Gather every line holding the string "PROPRIETARY".

[BEGIN Supplied records]

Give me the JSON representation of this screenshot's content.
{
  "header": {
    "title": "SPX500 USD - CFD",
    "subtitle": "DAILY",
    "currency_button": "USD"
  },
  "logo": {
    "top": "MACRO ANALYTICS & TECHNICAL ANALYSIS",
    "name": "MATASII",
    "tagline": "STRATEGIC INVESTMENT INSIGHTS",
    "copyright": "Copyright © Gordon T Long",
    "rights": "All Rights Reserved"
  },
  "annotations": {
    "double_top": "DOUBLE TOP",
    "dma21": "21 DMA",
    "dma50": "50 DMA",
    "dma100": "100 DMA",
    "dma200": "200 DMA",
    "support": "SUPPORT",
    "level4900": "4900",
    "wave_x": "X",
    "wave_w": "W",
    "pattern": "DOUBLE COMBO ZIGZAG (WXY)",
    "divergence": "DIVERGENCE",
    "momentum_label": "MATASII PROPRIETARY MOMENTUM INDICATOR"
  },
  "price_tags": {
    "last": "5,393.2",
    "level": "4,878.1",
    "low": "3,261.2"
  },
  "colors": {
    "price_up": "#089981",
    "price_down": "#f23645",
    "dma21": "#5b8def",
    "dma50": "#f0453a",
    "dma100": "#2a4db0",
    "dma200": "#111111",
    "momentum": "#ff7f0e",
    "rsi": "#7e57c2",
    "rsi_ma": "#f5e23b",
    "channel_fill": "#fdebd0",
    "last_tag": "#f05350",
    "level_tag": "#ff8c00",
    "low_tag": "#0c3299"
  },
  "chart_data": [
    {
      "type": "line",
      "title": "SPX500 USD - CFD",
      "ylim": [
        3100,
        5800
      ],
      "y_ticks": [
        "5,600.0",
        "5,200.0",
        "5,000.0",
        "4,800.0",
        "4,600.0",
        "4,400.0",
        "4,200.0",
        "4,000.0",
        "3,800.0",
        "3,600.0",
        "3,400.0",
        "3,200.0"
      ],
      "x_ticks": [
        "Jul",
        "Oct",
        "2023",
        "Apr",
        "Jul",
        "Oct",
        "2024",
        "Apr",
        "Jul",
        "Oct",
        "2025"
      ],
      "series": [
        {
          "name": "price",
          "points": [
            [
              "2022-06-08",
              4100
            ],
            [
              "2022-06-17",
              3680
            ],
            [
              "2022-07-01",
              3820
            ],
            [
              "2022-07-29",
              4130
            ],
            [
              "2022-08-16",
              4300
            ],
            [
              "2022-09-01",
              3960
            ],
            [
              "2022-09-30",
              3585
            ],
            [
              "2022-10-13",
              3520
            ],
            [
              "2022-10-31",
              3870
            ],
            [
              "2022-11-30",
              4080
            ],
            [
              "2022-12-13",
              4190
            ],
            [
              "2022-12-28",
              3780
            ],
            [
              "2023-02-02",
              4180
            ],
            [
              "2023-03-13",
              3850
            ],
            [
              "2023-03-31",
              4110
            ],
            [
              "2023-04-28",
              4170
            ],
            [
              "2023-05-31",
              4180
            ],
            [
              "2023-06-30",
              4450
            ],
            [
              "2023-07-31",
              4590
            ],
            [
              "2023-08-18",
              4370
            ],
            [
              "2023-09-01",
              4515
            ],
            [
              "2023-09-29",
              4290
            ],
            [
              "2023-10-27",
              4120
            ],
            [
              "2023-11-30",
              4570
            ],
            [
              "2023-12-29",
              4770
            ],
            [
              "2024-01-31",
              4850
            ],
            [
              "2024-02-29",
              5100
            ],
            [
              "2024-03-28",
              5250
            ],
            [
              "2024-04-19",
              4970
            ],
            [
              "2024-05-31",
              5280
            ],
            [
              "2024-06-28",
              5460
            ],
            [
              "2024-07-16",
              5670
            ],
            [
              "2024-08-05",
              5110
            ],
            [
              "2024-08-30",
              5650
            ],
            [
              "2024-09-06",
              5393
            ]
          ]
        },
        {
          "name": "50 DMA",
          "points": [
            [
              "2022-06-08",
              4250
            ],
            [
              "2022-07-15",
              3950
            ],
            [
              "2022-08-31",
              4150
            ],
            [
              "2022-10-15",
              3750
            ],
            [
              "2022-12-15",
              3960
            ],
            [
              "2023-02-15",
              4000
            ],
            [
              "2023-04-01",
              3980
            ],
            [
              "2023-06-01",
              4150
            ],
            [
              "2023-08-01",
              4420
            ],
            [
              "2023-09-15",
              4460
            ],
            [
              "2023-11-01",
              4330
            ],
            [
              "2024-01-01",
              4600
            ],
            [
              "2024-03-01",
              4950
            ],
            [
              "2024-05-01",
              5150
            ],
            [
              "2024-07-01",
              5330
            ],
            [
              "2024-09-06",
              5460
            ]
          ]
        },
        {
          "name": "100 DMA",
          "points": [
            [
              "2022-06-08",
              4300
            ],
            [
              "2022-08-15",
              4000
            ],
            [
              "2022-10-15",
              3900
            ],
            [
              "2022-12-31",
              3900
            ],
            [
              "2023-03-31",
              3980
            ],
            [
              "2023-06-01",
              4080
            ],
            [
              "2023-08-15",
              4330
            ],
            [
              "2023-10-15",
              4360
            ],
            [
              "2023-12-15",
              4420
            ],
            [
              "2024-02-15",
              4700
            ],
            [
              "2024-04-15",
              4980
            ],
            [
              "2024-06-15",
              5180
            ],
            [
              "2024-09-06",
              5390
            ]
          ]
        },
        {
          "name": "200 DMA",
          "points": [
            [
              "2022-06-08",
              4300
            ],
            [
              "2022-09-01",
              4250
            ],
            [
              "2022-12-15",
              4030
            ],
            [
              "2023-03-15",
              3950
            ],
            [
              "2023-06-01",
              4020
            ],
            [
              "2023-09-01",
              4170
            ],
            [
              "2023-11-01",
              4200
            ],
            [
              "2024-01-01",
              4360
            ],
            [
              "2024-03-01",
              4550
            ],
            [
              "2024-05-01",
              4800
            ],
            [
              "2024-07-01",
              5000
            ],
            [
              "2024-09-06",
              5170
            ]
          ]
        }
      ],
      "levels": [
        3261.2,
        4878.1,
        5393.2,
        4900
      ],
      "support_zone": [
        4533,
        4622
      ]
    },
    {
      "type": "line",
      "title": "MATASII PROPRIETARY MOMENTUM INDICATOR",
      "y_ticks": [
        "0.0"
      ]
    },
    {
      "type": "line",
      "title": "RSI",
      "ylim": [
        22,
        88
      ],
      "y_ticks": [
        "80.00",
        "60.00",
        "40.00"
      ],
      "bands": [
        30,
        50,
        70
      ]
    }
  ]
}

[END Supplied records]

— Solution below —
    "momentum_label": "MATASII PROPRIETARY MOMENTUM INDICATOR"
      "title": "MATASII PROPRIETARY MOMENTUM INDICATOR",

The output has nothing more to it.